Dataset excerpt
## Begin
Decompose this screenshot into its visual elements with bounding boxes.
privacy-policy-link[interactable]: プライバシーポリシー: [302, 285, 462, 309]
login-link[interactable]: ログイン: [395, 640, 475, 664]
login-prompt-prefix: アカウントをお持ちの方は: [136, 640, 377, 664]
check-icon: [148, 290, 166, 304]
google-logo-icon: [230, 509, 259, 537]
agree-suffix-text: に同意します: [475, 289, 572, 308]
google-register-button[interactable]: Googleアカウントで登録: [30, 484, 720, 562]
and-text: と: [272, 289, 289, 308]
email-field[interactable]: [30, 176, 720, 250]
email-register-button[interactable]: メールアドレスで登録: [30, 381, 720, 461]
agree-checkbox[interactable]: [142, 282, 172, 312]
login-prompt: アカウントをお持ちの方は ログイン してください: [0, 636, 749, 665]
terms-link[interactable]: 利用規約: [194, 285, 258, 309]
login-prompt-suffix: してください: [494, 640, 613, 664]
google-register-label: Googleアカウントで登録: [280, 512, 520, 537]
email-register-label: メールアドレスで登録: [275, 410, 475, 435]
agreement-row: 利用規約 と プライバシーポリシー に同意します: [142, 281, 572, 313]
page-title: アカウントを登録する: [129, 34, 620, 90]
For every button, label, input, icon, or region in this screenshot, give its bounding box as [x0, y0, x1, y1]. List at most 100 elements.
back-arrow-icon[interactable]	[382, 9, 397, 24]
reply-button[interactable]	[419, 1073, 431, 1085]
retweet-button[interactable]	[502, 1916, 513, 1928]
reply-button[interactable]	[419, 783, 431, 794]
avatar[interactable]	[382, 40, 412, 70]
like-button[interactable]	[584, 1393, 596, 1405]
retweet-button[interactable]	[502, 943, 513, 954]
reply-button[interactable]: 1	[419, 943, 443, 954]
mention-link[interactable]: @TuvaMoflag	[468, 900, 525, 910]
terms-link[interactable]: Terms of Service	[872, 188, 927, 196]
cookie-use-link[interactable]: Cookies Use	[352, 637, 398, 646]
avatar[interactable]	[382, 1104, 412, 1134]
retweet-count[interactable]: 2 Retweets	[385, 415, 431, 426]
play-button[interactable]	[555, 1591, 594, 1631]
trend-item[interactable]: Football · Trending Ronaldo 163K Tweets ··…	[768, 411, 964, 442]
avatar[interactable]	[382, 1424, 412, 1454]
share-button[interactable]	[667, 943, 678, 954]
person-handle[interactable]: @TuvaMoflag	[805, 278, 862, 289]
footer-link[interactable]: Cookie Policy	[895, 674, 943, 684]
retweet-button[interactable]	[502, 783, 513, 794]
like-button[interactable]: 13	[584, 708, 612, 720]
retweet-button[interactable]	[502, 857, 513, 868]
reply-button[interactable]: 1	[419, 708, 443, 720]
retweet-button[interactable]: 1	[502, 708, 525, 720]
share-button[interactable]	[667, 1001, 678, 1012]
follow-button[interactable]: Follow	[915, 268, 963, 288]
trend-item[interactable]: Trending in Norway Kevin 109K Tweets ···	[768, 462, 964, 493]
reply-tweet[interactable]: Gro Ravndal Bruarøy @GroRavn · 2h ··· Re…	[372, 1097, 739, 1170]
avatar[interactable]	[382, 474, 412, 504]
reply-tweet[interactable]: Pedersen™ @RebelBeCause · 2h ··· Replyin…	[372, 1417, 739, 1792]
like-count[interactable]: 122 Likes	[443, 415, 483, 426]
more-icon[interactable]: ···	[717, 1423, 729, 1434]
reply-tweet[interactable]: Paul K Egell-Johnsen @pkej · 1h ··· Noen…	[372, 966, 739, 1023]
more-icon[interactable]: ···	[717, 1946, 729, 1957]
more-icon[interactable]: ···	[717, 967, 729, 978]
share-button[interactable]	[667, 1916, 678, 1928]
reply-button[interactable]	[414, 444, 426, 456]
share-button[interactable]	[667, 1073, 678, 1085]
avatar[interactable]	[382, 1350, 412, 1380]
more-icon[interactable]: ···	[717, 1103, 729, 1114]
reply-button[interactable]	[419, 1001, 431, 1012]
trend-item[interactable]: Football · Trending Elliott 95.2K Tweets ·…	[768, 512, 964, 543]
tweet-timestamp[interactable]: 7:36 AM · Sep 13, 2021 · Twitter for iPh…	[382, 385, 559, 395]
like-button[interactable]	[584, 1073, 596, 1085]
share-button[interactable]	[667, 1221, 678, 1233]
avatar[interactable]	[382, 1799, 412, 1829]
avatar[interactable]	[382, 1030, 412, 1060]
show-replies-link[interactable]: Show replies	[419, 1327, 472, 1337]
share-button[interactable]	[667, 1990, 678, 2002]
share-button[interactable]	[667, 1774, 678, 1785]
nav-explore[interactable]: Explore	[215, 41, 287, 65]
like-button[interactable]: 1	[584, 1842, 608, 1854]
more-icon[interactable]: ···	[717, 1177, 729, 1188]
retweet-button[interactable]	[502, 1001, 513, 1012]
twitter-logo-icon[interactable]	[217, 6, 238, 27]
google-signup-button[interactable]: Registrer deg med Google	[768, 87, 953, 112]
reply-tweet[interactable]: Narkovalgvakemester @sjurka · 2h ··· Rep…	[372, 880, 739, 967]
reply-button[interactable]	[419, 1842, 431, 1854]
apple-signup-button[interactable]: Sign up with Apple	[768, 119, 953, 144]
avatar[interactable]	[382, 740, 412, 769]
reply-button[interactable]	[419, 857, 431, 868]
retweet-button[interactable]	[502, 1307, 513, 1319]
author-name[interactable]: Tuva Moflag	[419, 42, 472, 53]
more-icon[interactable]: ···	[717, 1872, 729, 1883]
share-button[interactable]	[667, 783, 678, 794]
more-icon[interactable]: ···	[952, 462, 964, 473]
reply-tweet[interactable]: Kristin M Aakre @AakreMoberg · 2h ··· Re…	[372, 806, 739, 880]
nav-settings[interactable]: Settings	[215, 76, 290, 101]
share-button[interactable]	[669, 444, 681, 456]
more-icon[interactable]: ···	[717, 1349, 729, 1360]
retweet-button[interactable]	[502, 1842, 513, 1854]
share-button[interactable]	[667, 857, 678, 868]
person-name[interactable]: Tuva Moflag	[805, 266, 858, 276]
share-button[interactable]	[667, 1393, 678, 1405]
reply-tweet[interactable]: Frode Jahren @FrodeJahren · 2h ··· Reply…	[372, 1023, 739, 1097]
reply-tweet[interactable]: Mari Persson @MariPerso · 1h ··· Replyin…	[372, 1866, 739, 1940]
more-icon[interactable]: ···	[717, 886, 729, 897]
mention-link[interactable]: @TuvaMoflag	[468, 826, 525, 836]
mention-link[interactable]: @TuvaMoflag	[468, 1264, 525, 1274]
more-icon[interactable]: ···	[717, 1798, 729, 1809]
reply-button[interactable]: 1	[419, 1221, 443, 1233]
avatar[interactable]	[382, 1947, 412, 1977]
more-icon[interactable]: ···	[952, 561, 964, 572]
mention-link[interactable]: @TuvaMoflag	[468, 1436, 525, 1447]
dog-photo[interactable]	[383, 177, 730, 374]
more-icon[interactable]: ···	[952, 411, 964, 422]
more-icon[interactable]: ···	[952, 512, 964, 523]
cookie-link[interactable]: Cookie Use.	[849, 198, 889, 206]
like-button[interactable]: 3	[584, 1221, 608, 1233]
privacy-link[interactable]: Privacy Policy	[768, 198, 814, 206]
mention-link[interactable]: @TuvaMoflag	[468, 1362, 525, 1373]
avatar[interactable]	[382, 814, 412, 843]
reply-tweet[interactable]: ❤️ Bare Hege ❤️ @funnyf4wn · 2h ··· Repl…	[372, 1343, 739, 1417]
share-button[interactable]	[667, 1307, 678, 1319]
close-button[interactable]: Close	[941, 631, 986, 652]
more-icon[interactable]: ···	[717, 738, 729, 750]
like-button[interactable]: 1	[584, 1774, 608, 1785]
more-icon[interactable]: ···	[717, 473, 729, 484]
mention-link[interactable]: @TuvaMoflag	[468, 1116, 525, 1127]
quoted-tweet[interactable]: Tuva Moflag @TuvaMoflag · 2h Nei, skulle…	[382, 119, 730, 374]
## End
**Requirements:** Could you return, verbatim, the lines of the material from its very first line through the line with "google-logo-icon: [230, 509, 259, 537]", both included?

**Final result:**
Decompose this screenshot into its visual elements with bounding boxes.
privacy-policy-link[interactable]: プライバシーポリシー: [302, 285, 462, 309]
login-link[interactable]: ログイン: [395, 640, 475, 664]
login-prompt-prefix: アカウントをお持ちの方は: [136, 640, 377, 664]
check-icon: [148, 290, 166, 304]
google-logo-icon: [230, 509, 259, 537]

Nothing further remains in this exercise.